• **INFORMATION GIVEN**:
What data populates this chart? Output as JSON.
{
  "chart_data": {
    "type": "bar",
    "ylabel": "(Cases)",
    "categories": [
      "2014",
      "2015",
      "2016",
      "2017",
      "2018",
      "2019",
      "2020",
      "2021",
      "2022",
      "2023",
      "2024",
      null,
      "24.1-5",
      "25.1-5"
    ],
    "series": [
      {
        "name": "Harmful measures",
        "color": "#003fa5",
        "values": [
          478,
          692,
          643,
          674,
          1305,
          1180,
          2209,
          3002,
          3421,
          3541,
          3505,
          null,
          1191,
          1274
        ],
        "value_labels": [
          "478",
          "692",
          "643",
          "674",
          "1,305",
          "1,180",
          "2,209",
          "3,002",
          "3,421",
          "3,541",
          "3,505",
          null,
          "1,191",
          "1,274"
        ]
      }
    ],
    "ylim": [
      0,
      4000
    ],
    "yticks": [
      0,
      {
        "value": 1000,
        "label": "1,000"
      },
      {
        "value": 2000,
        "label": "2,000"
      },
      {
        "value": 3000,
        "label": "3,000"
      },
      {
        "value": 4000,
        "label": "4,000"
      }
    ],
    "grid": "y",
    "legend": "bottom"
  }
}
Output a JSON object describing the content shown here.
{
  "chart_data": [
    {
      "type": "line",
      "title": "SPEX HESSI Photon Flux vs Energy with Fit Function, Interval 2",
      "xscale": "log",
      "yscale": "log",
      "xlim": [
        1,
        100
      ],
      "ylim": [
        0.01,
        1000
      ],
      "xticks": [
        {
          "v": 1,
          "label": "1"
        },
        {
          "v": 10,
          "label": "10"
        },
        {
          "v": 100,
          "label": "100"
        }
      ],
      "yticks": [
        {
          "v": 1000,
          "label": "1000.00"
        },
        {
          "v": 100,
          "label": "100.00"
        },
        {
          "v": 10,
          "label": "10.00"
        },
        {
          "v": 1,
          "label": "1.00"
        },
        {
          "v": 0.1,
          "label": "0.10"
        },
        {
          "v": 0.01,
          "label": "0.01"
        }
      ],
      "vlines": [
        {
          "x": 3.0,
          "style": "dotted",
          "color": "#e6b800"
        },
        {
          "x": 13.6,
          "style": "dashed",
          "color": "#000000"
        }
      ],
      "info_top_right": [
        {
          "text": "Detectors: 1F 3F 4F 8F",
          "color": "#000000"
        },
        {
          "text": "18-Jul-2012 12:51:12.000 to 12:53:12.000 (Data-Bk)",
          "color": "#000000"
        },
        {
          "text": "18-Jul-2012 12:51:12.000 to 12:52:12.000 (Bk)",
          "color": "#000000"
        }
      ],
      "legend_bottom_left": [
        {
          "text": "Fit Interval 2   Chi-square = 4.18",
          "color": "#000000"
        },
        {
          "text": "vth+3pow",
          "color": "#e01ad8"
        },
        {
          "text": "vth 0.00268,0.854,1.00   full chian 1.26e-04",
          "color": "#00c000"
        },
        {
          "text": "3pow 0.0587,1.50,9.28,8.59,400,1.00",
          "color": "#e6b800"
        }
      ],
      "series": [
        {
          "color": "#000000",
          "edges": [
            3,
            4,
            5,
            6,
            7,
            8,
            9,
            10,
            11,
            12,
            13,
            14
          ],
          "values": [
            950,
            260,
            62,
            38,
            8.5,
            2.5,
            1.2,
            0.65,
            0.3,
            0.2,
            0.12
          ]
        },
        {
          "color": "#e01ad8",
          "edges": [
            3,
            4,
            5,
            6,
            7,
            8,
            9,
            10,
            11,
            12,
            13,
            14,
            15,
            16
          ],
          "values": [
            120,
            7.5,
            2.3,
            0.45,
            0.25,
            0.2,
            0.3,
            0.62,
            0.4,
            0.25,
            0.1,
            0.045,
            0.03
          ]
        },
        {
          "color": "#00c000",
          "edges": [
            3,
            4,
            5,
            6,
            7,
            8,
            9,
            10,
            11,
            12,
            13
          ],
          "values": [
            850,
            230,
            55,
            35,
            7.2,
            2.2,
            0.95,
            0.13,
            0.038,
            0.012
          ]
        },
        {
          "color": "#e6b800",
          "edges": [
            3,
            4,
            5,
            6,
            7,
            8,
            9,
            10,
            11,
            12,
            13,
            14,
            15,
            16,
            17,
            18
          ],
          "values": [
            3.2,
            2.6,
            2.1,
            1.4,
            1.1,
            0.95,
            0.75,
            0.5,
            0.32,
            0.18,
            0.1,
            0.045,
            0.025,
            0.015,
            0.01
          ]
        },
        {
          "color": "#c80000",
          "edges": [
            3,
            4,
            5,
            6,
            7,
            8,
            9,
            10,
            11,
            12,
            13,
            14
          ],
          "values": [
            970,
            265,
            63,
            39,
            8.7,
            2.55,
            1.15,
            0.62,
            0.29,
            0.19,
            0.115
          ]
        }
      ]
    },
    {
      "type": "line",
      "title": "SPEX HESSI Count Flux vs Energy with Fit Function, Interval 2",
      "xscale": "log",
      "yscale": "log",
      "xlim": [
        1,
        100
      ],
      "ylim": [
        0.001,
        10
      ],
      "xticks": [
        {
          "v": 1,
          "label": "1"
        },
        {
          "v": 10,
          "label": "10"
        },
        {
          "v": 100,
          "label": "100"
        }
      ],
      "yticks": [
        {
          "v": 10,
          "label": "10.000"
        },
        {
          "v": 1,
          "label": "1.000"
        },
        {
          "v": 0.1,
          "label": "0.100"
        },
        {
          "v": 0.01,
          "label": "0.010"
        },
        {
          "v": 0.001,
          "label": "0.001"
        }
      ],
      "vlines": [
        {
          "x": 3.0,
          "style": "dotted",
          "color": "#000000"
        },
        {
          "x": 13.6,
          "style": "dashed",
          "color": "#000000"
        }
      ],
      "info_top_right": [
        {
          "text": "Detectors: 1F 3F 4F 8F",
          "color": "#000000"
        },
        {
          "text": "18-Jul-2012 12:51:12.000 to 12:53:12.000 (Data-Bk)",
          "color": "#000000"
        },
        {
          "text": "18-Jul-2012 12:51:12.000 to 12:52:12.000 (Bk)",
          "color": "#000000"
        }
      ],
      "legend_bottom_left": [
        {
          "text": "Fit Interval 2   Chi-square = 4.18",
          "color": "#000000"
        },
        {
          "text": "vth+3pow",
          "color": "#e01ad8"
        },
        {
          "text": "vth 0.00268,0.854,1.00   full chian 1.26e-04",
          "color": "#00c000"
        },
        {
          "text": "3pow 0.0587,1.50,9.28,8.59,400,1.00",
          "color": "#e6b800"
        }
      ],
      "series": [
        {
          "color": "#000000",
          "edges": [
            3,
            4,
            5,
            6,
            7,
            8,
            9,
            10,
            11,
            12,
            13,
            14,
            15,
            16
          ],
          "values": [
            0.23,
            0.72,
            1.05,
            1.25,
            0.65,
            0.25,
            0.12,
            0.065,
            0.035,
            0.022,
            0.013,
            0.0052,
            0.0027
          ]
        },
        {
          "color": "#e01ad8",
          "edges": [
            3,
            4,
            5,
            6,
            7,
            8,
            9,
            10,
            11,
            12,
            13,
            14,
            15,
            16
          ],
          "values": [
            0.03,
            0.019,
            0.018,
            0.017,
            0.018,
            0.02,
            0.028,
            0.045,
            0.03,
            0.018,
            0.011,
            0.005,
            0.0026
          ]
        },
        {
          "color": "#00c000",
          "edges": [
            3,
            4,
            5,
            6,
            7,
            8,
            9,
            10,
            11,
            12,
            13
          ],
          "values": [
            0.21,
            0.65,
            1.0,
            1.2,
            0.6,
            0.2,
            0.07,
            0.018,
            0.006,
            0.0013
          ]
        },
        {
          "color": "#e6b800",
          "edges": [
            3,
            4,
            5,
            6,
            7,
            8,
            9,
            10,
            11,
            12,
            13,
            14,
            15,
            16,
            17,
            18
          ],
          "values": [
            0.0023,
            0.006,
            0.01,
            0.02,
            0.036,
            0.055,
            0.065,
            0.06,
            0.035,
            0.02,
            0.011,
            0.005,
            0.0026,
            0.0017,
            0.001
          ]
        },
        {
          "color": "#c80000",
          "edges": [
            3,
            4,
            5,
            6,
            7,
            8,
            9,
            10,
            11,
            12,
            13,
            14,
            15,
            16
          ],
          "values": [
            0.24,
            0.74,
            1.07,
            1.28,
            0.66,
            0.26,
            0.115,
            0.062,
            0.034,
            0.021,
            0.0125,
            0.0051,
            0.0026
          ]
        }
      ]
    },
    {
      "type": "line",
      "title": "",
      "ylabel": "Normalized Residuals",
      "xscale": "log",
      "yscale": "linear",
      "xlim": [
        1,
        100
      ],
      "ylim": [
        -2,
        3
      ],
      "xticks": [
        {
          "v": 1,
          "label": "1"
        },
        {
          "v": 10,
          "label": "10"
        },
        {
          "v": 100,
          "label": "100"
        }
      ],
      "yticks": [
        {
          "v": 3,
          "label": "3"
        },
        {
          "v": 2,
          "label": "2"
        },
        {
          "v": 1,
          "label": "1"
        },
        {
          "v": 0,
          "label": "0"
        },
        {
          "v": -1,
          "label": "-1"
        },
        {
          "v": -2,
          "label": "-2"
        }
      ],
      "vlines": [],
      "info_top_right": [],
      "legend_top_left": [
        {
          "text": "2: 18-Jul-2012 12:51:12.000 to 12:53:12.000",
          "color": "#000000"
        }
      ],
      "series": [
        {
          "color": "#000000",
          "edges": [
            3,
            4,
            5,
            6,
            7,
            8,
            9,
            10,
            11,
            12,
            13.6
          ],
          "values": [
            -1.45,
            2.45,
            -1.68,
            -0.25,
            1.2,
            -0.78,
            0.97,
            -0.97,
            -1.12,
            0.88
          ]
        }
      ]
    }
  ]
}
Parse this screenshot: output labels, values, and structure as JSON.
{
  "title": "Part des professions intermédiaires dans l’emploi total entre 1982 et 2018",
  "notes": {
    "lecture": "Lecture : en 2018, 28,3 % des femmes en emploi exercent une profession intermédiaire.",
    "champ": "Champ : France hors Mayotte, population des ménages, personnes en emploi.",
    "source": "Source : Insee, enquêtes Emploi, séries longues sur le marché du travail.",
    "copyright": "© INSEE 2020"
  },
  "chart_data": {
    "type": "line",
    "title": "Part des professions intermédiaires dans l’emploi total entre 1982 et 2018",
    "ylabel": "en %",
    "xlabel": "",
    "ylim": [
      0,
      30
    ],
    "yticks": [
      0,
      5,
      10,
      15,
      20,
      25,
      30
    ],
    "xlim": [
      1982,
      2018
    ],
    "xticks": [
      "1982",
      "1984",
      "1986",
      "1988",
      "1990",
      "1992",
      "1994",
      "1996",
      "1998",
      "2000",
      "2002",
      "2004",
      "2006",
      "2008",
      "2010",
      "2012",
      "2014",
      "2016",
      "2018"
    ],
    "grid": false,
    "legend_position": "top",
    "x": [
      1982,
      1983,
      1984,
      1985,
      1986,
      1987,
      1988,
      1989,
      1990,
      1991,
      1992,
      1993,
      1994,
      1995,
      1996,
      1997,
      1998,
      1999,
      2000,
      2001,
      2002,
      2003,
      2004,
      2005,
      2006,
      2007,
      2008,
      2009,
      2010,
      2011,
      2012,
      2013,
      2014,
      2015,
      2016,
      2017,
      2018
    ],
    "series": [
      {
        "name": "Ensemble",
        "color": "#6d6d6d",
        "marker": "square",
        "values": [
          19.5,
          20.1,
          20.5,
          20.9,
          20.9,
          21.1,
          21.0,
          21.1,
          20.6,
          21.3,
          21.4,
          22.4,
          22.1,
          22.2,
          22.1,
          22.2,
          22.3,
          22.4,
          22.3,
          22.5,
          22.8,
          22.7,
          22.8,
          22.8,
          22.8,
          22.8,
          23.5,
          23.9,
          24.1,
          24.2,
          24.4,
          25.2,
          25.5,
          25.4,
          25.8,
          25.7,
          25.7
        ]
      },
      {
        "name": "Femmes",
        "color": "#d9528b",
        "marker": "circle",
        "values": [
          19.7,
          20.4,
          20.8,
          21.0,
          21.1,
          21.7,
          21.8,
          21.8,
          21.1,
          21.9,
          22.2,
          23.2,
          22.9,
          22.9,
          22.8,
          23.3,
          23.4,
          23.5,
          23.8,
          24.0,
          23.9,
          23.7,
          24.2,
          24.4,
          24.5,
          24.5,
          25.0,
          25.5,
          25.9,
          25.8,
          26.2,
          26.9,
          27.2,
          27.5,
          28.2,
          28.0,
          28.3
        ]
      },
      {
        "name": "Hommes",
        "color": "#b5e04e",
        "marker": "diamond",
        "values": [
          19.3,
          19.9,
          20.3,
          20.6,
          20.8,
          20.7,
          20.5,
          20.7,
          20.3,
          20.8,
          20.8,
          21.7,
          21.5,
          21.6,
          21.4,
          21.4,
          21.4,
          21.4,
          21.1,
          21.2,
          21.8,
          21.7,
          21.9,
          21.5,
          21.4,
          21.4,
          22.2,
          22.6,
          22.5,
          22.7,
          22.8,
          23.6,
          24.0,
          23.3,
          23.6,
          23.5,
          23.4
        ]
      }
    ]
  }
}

• **EXERCISE GOAL**:
Check each line above for "Part" and return the ones that have it.

• **TASK SOLUTION**:
  "title": "Part des professions intermédiaires dans l’emploi total entre 1982 et 2018",
    "title": "Part des professions intermédiaires dans l’emploi total entre 1982 et 2018",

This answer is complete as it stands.